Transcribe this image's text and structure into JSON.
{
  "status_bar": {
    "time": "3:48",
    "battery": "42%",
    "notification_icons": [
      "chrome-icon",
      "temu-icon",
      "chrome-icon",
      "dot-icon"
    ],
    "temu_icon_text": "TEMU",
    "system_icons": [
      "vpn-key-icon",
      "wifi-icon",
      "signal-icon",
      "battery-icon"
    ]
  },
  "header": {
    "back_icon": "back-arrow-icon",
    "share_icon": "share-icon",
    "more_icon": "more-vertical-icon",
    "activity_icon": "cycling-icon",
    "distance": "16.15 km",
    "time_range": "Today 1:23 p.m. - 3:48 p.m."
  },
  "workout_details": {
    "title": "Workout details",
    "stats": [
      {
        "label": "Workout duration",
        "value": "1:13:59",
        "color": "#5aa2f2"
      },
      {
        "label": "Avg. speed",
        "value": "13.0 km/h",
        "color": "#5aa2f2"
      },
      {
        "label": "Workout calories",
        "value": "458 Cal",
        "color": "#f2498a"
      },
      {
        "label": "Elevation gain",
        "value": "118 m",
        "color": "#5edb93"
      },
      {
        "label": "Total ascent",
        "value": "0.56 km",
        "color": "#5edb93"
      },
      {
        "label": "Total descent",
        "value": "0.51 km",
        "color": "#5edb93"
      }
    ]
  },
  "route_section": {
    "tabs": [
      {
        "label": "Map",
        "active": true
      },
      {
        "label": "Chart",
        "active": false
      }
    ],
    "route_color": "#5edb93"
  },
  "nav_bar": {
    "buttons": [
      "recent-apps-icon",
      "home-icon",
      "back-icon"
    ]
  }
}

.....

> GOAL:
Nothing should be left out: repeat all of the data exactly.

> SOLUTION FOR THIS EXERCISE:
Transcribe this image's text and structure into JSON.
{
  "status_bar": {
    "time": "3:48",
    "battery": "42%",
    "notification_icons": [
      "chrome-icon",
      "temu-icon",
      "chrome-icon",
      "dot-icon"
    ],
    "temu_icon_text": "TEMU",
    "system_icons": [
      "vpn-key-icon",
      "wifi-icon",
      "signal-icon",
      "battery-icon"
    ]
  },
  "header": {
    "back_icon": "back-arrow-icon",
    "share_icon": "share-icon",
    "more_icon": "more-vertical-icon",
    "activity_icon": "cycling-icon",
    "distance": "16.15 km",
    "time_range": "Today 1:23 p.m. - 3:48 p.m."
  },
  "workout_details": {
    "title": "Workout details",
    "stats": [
      {
        "label": "Workout duration",
        "value": "1:13:59",
        "color": "#5aa2f2"
      },
      {
        "label": "Avg. speed",
        "value": "13.0 km/h",
        "color": "#5aa2f2"
      },
      {
        "label": "Workout calories",
        "value": "458 Cal",
        "color": "#f2498a"
      },
      {
        "label": "Elevation gain",
        "value": "118 m",
        "color": "#5edb93"
      },
      {
        "label": "Total ascent",
        "value": "0.56 km",
        "color": "#5edb93"
      },
      {
        "label": "Total descent",
        "value": "0.51 km",
        "color": "#5edb93"
      }
    ]
  },
  "route_section": {
    "tabs": [
      {
        "label": "Map",
        "active": true
      },
      {
        "label": "Chart",
        "active": false
      }
    ],
    "route_color": "#5edb93"
  },
  "nav_bar": {
    "buttons": [
      "recent-apps-icon",
      "home-icon",
      "back-icon"
    ]
  }
}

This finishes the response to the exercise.